INPUT:
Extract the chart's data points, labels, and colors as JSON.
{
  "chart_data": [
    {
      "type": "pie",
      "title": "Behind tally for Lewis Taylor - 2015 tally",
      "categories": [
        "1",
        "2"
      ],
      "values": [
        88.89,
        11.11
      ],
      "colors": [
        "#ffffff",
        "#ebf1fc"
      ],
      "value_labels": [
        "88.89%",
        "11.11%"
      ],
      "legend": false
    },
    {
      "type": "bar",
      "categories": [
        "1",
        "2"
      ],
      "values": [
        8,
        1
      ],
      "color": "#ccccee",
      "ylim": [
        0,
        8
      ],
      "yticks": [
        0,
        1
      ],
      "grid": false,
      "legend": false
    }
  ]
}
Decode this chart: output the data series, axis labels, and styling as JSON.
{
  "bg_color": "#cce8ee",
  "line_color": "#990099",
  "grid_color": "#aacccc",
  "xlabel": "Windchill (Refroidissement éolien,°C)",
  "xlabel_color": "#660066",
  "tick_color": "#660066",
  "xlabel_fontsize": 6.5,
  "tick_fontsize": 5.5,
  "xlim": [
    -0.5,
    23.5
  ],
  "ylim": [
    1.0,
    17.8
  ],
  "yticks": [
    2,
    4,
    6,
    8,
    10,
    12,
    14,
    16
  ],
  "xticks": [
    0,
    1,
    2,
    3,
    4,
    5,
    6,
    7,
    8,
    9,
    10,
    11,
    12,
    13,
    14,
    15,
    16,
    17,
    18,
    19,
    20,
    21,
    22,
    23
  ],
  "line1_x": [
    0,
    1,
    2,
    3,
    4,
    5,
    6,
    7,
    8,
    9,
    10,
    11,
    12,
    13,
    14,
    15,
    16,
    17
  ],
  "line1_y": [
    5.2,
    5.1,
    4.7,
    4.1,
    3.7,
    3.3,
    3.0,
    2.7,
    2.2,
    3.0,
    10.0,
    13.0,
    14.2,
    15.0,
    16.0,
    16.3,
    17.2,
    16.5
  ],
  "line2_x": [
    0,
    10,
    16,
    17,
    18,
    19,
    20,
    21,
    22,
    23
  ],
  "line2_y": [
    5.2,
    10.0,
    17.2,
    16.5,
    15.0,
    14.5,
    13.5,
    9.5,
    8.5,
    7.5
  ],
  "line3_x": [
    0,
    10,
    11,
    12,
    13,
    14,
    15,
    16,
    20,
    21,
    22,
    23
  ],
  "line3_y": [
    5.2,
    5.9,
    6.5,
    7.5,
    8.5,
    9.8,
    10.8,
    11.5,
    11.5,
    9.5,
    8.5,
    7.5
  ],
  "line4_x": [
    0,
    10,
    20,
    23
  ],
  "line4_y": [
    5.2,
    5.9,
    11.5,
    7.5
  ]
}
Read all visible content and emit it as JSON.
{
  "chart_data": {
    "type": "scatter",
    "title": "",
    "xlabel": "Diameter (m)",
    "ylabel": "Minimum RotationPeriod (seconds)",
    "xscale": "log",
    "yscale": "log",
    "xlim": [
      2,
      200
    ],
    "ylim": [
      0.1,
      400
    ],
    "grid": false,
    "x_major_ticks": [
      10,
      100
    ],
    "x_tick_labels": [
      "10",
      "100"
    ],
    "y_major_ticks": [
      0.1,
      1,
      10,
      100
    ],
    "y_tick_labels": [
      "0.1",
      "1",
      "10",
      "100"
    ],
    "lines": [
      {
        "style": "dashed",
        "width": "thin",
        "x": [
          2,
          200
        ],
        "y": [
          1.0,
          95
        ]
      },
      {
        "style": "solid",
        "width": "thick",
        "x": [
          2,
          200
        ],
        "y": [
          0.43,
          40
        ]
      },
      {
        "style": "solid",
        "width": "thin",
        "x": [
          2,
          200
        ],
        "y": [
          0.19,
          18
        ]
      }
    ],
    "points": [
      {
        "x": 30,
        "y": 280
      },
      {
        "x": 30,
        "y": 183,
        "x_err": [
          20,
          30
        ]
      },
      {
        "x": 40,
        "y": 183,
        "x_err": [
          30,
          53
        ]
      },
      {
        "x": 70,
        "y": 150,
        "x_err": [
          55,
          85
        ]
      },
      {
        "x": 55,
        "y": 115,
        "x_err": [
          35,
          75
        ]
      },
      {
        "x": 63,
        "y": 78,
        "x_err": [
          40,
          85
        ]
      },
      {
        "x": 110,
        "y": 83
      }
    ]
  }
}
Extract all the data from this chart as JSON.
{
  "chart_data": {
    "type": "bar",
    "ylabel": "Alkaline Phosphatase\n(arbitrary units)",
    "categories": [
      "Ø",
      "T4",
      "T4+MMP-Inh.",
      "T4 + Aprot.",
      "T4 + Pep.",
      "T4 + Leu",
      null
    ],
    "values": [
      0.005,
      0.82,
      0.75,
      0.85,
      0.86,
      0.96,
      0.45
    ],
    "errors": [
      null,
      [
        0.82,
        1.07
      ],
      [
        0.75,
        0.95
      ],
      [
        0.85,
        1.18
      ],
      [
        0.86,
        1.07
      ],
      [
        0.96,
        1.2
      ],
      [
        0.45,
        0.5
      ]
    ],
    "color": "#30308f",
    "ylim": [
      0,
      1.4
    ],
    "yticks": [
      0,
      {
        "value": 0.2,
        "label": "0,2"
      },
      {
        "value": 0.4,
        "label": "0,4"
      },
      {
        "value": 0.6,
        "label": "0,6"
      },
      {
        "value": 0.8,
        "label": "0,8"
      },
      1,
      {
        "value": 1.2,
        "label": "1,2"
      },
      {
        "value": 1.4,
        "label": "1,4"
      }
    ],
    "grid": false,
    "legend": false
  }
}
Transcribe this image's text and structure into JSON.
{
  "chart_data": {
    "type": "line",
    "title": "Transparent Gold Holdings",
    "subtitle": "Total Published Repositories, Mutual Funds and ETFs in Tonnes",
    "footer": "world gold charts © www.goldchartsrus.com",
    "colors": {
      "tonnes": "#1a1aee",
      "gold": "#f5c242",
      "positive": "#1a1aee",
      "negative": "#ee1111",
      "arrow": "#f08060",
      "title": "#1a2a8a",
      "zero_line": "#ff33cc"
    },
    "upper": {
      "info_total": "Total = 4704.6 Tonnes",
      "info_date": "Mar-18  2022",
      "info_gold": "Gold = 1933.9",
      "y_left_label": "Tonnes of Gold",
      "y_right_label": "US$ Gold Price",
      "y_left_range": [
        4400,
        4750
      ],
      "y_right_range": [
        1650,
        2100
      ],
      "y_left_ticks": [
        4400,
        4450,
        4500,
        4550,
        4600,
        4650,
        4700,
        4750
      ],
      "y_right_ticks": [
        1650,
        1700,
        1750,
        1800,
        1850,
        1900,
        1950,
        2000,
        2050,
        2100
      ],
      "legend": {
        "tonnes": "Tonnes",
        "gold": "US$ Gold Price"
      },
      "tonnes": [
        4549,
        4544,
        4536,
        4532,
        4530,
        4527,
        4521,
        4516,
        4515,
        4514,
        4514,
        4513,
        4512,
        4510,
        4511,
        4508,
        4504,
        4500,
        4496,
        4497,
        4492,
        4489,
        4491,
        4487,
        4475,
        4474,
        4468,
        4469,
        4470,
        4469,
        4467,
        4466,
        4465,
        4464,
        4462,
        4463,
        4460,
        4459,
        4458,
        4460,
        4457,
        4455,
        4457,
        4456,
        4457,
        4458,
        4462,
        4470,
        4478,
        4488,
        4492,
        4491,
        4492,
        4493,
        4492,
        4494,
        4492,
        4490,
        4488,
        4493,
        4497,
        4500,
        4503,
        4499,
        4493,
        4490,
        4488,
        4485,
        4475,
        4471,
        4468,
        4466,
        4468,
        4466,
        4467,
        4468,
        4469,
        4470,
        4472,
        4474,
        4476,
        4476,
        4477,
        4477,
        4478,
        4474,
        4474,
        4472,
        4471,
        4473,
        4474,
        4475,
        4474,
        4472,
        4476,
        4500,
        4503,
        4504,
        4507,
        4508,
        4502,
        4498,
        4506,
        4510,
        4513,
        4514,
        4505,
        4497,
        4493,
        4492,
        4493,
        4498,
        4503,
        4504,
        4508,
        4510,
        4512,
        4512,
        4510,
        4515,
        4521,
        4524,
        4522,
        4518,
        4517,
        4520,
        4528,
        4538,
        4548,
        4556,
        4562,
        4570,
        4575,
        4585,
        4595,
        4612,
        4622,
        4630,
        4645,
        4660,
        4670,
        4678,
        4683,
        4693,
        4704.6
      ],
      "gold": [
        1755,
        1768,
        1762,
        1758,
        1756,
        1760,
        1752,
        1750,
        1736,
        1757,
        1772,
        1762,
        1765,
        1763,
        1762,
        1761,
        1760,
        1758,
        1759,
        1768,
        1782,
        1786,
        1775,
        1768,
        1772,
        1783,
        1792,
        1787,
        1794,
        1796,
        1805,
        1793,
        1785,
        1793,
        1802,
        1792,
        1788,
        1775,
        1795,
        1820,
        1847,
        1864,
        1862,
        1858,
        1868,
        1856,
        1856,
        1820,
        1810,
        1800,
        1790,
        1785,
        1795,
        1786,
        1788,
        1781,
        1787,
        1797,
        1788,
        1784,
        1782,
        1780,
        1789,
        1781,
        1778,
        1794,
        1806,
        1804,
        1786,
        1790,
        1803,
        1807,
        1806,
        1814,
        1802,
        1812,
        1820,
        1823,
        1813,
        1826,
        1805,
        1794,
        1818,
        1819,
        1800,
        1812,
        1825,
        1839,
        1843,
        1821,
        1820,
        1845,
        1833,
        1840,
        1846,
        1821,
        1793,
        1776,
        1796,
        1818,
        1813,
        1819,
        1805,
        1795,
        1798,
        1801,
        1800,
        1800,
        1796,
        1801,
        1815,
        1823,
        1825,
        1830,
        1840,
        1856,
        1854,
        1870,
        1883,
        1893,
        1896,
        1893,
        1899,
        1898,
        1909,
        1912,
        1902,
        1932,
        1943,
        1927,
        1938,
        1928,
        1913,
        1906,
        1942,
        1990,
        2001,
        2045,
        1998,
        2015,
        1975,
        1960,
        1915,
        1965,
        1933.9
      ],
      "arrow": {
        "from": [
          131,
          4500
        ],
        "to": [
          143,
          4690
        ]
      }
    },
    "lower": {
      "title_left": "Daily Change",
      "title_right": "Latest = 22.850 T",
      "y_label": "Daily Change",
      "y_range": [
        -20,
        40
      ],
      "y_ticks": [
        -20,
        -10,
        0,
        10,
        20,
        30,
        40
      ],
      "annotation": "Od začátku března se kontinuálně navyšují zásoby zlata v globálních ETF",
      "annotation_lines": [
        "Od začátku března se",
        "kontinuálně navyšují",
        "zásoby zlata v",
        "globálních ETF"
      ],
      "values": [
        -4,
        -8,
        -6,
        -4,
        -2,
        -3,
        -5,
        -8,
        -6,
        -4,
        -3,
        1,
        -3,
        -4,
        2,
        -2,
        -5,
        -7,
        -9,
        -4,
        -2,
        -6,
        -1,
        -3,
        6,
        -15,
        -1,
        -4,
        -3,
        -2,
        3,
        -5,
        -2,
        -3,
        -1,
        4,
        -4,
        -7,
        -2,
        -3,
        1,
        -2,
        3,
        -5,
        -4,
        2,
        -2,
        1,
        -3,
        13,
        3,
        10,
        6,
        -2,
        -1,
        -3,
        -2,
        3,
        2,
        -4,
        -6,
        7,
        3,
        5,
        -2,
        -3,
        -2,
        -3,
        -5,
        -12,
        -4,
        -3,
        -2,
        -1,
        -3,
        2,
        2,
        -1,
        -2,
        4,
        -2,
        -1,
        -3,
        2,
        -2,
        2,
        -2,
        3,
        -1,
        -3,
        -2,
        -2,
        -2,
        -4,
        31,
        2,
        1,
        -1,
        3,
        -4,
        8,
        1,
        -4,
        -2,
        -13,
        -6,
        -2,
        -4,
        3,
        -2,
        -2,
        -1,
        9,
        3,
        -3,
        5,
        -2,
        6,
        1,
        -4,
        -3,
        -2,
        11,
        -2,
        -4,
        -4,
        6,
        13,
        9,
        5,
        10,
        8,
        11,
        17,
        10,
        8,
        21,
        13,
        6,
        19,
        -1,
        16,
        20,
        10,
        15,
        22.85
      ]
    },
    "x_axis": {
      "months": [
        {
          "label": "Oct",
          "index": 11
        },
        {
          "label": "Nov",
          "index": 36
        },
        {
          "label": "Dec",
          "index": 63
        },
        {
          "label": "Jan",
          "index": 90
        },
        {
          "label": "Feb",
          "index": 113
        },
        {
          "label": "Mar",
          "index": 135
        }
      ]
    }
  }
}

OBJECTIVE:
Pick out each line above that includes "začátku" and show it.

ANSWER FOR THE TASK:
      "annotation": "Od začátku března se kontinuálně navyšují zásoby zlata v globálních ETF",
        "Od začátku března se",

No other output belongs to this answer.